→ Stated task: State only how many lines below include the string "icon".

--- BEGIN Exercise material ---

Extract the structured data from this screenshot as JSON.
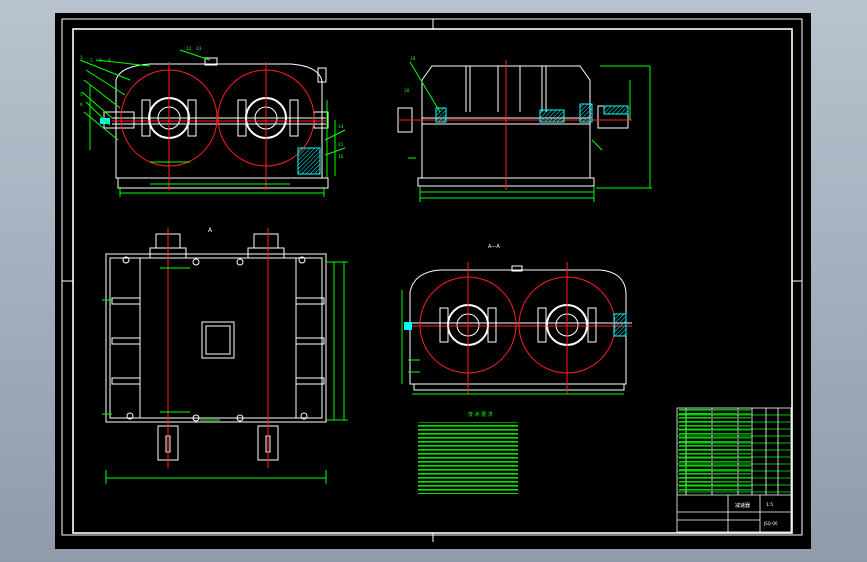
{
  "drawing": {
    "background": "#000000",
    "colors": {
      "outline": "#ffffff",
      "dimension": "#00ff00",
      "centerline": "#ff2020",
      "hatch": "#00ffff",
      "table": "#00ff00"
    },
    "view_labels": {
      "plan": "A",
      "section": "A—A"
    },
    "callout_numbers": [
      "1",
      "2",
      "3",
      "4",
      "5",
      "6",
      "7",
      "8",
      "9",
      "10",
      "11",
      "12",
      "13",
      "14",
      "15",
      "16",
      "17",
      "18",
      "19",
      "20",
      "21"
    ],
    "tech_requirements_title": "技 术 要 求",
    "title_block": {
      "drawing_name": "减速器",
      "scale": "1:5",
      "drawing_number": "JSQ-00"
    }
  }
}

--- END Exercise material ---
--- BEGIN Exercise material ---

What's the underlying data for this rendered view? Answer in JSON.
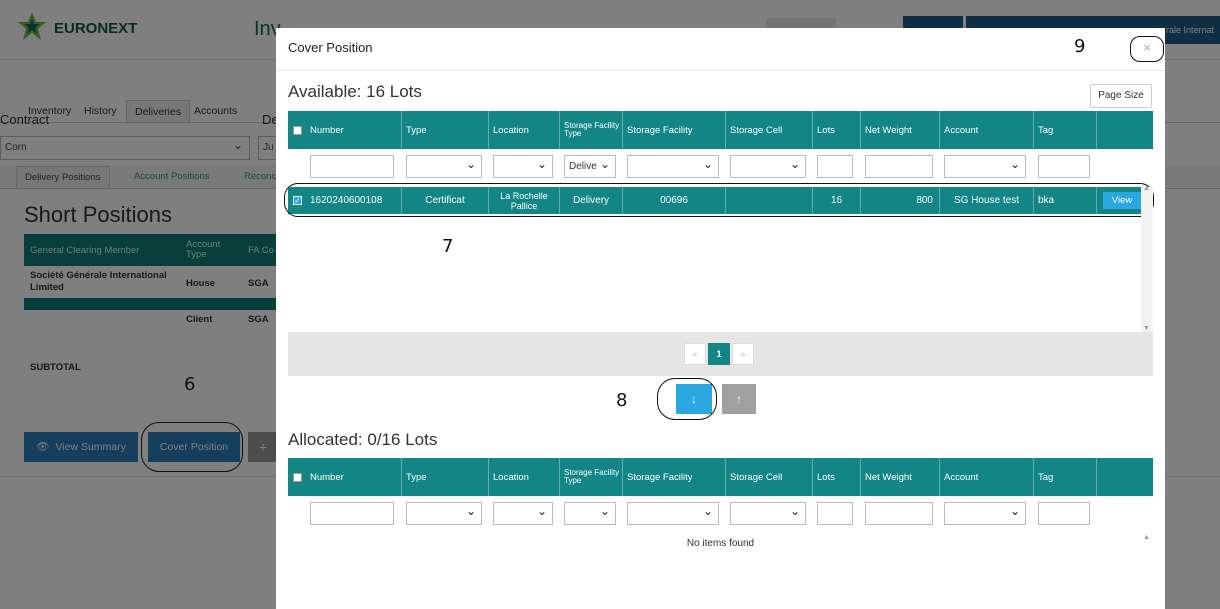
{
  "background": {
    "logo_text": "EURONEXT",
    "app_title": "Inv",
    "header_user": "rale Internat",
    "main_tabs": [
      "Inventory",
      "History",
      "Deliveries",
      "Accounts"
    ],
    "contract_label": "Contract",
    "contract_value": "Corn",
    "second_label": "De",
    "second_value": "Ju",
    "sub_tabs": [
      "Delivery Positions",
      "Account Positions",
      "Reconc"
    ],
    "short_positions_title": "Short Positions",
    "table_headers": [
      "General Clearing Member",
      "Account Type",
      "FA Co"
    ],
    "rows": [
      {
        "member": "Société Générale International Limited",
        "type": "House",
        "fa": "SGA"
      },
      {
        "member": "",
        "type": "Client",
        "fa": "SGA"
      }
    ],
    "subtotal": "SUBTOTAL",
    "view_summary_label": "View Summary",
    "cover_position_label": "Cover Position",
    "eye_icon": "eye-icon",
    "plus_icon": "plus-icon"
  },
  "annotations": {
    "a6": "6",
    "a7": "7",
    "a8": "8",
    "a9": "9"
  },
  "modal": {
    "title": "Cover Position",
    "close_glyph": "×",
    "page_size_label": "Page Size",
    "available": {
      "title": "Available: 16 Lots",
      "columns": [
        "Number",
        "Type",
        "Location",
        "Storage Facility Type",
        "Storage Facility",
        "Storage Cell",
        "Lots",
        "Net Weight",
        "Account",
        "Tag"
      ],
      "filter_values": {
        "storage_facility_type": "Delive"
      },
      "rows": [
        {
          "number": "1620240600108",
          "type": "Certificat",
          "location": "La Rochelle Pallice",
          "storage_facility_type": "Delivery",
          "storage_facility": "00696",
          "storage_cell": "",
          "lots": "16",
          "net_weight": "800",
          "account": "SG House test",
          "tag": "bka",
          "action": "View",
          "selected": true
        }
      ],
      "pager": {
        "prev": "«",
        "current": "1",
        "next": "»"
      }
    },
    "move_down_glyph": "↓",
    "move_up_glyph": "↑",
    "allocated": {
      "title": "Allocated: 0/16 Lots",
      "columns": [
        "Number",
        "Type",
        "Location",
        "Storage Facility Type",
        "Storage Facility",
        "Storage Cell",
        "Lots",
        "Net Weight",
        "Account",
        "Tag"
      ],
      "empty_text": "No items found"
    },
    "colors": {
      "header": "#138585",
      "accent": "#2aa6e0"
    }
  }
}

--- END Exercise material ---
--- BEGIN Exercise material ---

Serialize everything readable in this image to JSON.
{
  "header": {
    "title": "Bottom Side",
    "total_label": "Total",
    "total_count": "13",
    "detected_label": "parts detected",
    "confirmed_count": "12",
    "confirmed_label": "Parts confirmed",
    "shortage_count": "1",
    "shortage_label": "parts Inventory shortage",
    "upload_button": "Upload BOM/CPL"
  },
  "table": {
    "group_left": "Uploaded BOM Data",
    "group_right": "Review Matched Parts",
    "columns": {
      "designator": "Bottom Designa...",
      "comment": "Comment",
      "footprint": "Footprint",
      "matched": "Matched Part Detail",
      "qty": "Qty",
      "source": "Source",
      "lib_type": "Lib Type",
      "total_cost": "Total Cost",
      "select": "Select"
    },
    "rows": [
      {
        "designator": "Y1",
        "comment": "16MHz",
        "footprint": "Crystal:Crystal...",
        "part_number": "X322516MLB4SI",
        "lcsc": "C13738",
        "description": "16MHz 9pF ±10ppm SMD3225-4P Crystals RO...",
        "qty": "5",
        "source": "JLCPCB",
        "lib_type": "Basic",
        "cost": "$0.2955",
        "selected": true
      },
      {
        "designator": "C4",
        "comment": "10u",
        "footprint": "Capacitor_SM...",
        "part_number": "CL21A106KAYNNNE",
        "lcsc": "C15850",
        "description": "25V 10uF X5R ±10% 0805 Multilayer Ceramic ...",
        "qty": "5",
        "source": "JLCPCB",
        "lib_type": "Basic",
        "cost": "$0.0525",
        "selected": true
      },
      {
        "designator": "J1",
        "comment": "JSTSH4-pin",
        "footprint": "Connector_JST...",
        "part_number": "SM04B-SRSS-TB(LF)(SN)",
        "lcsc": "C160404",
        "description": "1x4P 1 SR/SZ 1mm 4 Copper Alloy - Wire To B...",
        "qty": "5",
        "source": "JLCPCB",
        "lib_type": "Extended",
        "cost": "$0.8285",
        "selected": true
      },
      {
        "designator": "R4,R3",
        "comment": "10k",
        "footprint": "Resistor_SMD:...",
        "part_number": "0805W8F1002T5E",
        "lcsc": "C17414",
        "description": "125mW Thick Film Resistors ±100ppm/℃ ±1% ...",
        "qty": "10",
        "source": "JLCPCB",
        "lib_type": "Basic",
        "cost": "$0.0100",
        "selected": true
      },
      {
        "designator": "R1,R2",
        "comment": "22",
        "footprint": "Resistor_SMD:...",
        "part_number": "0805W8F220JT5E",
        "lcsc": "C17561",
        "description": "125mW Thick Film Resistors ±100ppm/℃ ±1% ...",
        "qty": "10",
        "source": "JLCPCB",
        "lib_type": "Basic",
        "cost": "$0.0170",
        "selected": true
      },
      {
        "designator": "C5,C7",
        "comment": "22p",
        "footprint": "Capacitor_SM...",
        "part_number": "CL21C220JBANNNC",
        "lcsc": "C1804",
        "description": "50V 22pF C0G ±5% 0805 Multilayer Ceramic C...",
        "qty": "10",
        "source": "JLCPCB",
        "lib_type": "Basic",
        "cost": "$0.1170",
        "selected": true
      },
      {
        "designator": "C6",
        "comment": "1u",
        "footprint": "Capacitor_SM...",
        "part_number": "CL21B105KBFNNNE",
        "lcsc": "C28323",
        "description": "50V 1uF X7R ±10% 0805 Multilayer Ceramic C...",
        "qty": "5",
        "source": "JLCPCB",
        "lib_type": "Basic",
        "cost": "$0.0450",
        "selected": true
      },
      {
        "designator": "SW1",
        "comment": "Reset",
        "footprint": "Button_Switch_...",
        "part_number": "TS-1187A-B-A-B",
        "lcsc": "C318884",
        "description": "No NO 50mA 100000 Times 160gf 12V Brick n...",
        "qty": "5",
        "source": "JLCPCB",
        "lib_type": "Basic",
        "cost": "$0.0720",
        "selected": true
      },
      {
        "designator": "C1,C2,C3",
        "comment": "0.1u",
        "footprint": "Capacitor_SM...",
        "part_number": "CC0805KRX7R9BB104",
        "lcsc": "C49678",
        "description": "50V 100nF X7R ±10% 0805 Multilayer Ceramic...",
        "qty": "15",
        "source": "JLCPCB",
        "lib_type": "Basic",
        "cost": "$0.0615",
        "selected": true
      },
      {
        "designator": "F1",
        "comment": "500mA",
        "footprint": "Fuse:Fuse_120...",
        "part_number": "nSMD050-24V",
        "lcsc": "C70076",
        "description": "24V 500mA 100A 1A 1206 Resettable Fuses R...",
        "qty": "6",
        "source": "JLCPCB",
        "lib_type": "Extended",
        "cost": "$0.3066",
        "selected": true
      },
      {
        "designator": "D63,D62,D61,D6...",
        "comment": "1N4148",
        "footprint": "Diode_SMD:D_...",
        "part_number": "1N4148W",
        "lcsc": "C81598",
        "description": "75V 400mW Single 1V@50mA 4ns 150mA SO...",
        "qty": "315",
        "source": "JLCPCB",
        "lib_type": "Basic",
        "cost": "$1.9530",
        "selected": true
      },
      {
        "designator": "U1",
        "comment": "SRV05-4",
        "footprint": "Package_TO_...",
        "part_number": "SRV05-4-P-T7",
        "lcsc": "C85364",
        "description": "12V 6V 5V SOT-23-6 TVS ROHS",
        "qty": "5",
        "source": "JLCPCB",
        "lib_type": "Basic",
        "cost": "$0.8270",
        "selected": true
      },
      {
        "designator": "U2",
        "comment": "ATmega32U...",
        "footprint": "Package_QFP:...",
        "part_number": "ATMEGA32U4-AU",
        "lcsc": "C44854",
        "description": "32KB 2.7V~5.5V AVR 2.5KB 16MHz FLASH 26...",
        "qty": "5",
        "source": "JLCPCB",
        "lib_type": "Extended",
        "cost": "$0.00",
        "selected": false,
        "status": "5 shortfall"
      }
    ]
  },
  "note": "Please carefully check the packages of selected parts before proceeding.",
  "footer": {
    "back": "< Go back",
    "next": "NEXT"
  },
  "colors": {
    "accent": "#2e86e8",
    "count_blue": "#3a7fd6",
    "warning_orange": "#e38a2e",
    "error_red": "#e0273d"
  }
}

--- END Exercise material ---

→ Correct result: 2